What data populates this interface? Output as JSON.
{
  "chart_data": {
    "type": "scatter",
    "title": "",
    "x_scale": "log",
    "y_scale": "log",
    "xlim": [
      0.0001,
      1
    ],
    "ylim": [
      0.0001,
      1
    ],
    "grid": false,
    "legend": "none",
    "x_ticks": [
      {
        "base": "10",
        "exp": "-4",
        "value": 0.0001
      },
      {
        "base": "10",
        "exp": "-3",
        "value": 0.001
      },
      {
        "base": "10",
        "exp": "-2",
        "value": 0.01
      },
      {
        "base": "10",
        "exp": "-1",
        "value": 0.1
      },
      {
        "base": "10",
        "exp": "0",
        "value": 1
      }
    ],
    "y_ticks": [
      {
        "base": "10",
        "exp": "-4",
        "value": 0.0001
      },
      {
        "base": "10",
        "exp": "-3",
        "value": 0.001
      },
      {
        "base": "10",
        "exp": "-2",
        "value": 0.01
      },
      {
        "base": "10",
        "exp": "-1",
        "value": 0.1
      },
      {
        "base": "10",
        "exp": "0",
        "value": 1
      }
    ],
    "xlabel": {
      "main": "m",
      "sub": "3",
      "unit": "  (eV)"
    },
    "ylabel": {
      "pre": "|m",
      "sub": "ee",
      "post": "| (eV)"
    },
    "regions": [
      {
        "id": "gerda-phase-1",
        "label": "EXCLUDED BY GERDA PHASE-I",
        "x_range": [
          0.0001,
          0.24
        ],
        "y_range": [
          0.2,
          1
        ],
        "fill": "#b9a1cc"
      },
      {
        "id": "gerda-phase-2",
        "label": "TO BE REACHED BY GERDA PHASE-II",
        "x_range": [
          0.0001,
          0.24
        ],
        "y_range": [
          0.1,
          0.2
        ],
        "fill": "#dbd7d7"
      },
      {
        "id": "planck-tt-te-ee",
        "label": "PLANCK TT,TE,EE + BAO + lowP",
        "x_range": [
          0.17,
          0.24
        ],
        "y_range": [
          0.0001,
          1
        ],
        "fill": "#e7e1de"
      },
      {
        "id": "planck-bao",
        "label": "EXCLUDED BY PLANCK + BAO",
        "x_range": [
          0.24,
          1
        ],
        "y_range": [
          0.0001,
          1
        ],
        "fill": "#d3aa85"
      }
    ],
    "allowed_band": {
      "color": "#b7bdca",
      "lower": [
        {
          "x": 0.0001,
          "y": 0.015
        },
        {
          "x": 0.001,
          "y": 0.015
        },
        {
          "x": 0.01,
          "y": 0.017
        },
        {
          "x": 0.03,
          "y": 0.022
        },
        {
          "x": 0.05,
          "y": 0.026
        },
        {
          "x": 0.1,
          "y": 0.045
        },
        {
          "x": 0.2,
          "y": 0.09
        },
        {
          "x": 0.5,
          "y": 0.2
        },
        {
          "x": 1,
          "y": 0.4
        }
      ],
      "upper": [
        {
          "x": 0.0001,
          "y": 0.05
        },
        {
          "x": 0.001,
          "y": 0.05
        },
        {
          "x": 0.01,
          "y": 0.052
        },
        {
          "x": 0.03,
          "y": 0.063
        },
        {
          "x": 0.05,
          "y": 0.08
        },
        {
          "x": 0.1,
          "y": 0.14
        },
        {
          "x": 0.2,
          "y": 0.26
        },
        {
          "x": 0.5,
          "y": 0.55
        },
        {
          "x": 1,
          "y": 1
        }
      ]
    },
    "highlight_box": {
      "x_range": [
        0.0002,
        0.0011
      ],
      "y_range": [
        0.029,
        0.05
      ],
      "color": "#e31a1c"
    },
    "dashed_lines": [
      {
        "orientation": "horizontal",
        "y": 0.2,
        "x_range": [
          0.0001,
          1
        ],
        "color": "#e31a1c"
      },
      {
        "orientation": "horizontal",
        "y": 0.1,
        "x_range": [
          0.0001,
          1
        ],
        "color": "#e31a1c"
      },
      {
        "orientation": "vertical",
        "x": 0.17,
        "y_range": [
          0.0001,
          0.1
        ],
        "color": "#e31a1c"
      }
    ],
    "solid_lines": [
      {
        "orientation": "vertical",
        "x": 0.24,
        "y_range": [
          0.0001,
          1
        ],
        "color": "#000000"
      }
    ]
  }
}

⁂

▶ _The exercise_: Your task is to repeat the data exactly, with nothing left out.

▶ _Written solution_:
What data populates this interface? Output as JSON.
{
  "chart_data": {
    "type": "scatter",
    "title": "",
    "x_scale": "log",
    "y_scale": "log",
    "xlim": [
      0.0001,
      1
    ],
    "ylim": [
      0.0001,
      1
    ],
    "grid": false,
    "legend": "none",
    "x_ticks": [
      {
        "base": "10",
        "exp": "-4",
        "value": 0.0001
      },
      {
        "base": "10",
        "exp": "-3",
        "value": 0.001
      },
      {
        "base": "10",
        "exp": "-2",
        "value": 0.01
      },
      {
        "base": "10",
        "exp": "-1",
        "value": 0.1
      },
      {
        "base": "10",
        "exp": "0",
        "value": 1
      }
    ],
    "y_ticks": [
      {
        "base": "10",
        "exp": "-4",
        "value": 0.0001
      },
      {
        "base": "10",
        "exp": "-3",
        "value": 0.001
      },
      {
        "base": "10",
        "exp": "-2",
        "value": 0.01
      },
      {
        "base": "10",
        "exp": "-1",
        "value": 0.1
      },
      {
        "base": "10",
        "exp": "0",
        "value": 1
      }
    ],
    "xlabel": {
      "main": "m",
      "sub": "3",
      "unit": "  (eV)"
    },
    "ylabel": {
      "pre": "|m",
      "sub": "ee",
      "post": "| (eV)"
    },
    "regions": [
      {
        "id": "gerda-phase-1",
        "label": "EXCLUDED BY GERDA PHASE-I",
        "x_range": [
          0.0001,
          0.24
        ],
        "y_range": [
          0.2,
          1
        ],
        "fill": "#b9a1cc"
      },
      {
        "id": "gerda-phase-2",
        "label": "TO BE REACHED BY GERDA PHASE-II",
        "x_range": [
          0.0001,
          0.24
        ],
        "y_range": [
          0.1,
          0.2
        ],
        "fill": "#dbd7d7"
      },
      {
        "id": "planck-tt-te-ee",
        "label": "PLANCK TT,TE,EE + BAO + lowP",
        "x_range": [
          0.17,
          0.24
        ],
        "y_range": [
          0.0001,
          1
        ],
        "fill": "#e7e1de"
      },
      {
        "id": "planck-bao",
        "label": "EXCLUDED BY PLANCK + BAO",
        "x_range": [
          0.24,
          1
        ],
        "y_range": [
          0.0001,
          1
        ],
        "fill": "#d3aa85"
      }
    ],
    "allowed_band": {
      "color": "#b7bdca",
      "lower": [
        {
          "x": 0.0001,
          "y": 0.015
        },
        {
          "x": 0.001,
          "y": 0.015
        },
        {
          "x": 0.01,
          "y": 0.017
        },
        {
          "x": 0.03,
          "y": 0.022
        },
        {
          "x": 0.05,
          "y": 0.026
        },
        {
          "x": 0.1,
          "y": 0.045
        },
        {
          "x": 0.2,
          "y": 0.09
        },
        {
          "x": 0.5,
          "y": 0.2
        },
        {
          "x": 1,
          "y": 0.4
        }
      ],
      "upper": [
        {
          "x": 0.0001,
          "y": 0.05
        },
        {
          "x": 0.001,
          "y": 0.05
        },
        {
          "x": 0.01,
          "y": 0.052
        },
        {
          "x": 0.03,
          "y": 0.063
        },
        {
          "x": 0.05,
          "y": 0.08
        },
        {
          "x": 0.1,
          "y": 0.14
        },
        {
          "x": 0.2,
          "y": 0.26
        },
        {
          "x": 0.5,
          "y": 0.55
        },
        {
          "x": 1,
          "y": 1
        }
      ]
    },
    "highlight_box": {
      "x_range": [
        0.0002,
        0.0011
      ],
      "y_range": [
        0.029,
        0.05
      ],
      "color": "#e31a1c"
    },
    "dashed_lines": [
      {
        "orientation": "horizontal",
        "y": 0.2,
        "x_range": [
          0.0001,
          1
        ],
        "color": "#e31a1c"
      },
      {
        "orientation": "horizontal",
        "y": 0.1,
        "x_range": [
          0.0001,
          1
        ],
        "color": "#e31a1c"
      },
      {
        "orientation": "vertical",
        "x": 0.17,
        "y_range": [
          0.0001,
          0.1
        ],
        "color": "#e31a1c"
      }
    ],
    "solid_lines": [
      {
        "orientation": "vertical",
        "x": 0.24,
        "y_range": [
          0.0001,
          1
        ],
        "color": "#000000"
      }
    ]
  }
}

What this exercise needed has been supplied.